- WHAT THIS TASK INVOLVES -
Copy every entry precisely.

- GIVEN RECORDS -
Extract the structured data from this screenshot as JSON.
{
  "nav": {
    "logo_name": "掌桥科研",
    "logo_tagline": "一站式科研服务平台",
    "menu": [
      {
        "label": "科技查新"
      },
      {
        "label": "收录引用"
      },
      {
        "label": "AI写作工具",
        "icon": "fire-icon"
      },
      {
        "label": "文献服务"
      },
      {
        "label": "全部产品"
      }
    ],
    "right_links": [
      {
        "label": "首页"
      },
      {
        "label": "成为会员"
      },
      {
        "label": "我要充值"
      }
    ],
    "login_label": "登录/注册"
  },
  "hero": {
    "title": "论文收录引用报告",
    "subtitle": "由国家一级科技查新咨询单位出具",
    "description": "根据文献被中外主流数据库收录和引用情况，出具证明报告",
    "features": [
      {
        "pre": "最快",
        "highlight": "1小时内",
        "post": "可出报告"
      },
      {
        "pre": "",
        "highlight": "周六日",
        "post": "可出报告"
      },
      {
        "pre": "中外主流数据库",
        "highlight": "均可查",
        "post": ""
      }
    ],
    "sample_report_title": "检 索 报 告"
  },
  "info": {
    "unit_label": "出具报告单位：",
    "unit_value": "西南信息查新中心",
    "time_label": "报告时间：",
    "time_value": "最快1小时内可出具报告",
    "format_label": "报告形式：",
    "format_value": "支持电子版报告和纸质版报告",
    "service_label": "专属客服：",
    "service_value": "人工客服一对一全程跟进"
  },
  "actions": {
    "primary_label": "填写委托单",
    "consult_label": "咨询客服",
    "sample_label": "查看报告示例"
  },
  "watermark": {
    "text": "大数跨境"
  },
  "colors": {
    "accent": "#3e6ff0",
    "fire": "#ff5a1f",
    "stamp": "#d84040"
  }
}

- SOLUTION TO THE EXERCISE -
Extract the structured data from this screenshot as JSON.
{
  "nav": {
    "logo_name": "掌桥科研",
    "logo_tagline": "一站式科研服务平台",
    "menu": [
      {
        "label": "科技查新"
      },
      {
        "label": "收录引用"
      },
      {
        "label": "AI写作工具",
        "icon": "fire-icon"
      },
      {
        "label": "文献服务"
      },
      {
        "label": "全部产品"
      }
    ],
    "right_links": [
      {
        "label": "首页"
      },
      {
        "label": "成为会员"
      },
      {
        "label": "我要充值"
      }
    ],
    "login_label": "登录/注册"
  },
  "hero": {
    "title": "论文收录引用报告",
    "subtitle": "由国家一级科技查新咨询单位出具",
    "description": "根据文献被中外主流数据库收录和引用情况，出具证明报告",
    "features": [
      {
        "pre": "最快",
        "highlight": "1小时内",
        "post": "可出报告"
      },
      {
        "pre": "",
        "highlight": "周六日",
        "post": "可出报告"
      },
      {
        "pre": "中外主流数据库",
        "highlight": "均可查",
        "post": ""
      }
    ],
    "sample_report_title": "检 索 报 告"
  },
  "info": {
    "unit_label": "出具报告单位：",
    "unit_value": "西南信息查新中心",
    "time_label": "报告时间：",
    "time_value": "最快1小时内可出具报告",
    "format_label": "报告形式：",
    "format_value": "支持电子版报告和纸质版报告",
    "service_label": "专属客服：",
    "service_value": "人工客服一对一全程跟进"
  },
  "actions": {
    "primary_label": "填写委托单",
    "consult_label": "咨询客服",
    "sample_label": "查看报告示例"
  },
  "watermark": {
    "text": "大数跨境"
  },
  "colors": {
    "accent": "#3e6ff0",
    "fire": "#ff5a1f",
    "stamp": "#d84040"
  }
}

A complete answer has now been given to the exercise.